§ Given task: Identify every line in the records below that contains the word "readout", and reproduce each one.

[Records that describe figures]
_ _ _ _ _

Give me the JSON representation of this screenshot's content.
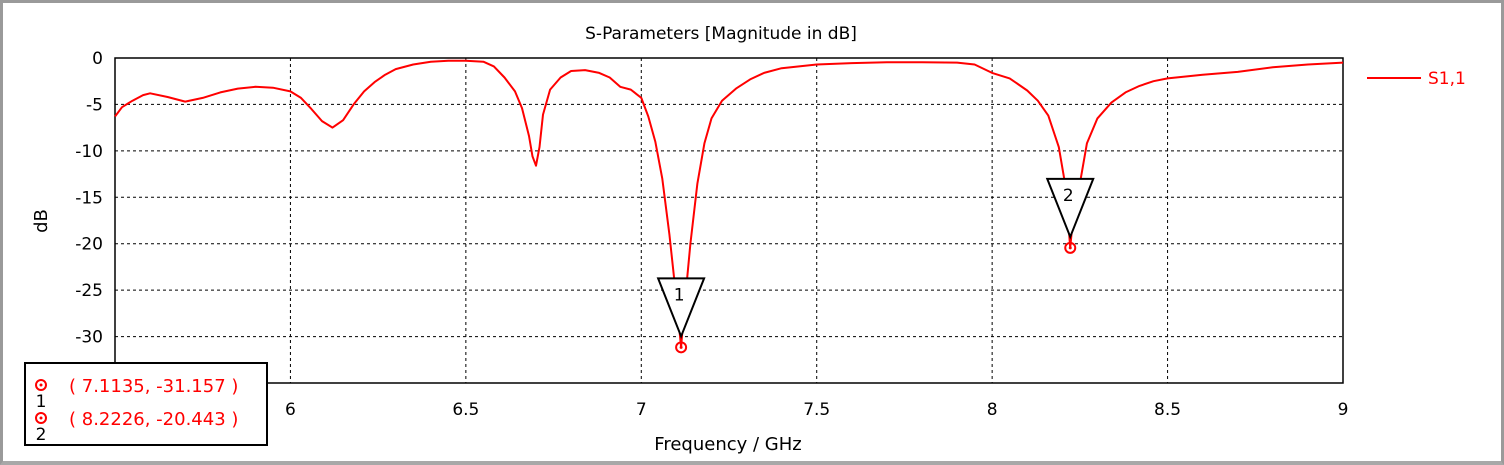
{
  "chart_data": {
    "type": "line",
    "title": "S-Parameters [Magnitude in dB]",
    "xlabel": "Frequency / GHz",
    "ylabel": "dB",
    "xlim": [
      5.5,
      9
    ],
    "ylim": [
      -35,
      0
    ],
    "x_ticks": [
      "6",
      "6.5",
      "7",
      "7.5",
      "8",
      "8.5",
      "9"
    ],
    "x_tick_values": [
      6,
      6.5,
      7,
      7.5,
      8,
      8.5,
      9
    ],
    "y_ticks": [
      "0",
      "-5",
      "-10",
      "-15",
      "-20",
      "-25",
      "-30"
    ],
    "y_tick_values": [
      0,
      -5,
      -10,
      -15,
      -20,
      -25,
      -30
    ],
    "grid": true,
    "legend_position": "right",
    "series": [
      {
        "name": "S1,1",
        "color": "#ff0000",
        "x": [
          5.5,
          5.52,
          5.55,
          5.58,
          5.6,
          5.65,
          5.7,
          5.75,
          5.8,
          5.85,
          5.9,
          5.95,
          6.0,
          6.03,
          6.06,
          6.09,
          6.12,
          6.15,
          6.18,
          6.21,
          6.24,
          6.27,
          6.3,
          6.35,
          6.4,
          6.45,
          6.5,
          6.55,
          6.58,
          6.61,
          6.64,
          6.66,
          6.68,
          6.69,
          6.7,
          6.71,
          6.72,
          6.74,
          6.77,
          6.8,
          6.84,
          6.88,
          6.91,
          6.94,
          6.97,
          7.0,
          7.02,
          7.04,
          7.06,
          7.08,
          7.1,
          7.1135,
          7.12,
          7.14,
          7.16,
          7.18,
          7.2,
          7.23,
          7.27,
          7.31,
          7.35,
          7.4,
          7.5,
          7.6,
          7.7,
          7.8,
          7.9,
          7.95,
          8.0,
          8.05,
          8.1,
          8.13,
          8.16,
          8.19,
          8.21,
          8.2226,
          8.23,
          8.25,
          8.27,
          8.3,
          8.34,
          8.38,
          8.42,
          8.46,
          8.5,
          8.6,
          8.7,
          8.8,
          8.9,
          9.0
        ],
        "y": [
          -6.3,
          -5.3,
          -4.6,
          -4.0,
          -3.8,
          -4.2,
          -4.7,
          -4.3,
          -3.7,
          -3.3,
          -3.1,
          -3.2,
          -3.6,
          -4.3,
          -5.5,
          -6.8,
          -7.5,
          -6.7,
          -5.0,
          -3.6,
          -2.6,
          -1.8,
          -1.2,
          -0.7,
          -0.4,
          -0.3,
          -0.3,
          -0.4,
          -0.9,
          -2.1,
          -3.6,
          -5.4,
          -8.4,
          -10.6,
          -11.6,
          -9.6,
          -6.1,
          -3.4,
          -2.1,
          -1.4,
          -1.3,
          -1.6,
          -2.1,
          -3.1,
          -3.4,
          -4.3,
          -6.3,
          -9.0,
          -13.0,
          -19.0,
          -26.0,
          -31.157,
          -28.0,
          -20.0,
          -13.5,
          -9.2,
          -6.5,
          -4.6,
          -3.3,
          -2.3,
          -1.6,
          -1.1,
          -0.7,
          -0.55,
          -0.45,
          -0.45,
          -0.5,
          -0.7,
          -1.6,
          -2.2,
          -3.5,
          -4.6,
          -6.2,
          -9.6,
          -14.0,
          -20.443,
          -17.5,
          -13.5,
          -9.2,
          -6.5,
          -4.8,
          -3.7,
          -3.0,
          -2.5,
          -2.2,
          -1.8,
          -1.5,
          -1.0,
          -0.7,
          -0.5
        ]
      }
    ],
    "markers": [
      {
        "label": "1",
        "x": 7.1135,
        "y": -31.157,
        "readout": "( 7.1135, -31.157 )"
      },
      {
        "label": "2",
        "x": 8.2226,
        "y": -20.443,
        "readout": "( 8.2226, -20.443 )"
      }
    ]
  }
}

_ _ _ _ _

§ Task result:
        "readout": "( 7.1135, -31.157 )"
        "readout": "( 8.2226, -20.443 )"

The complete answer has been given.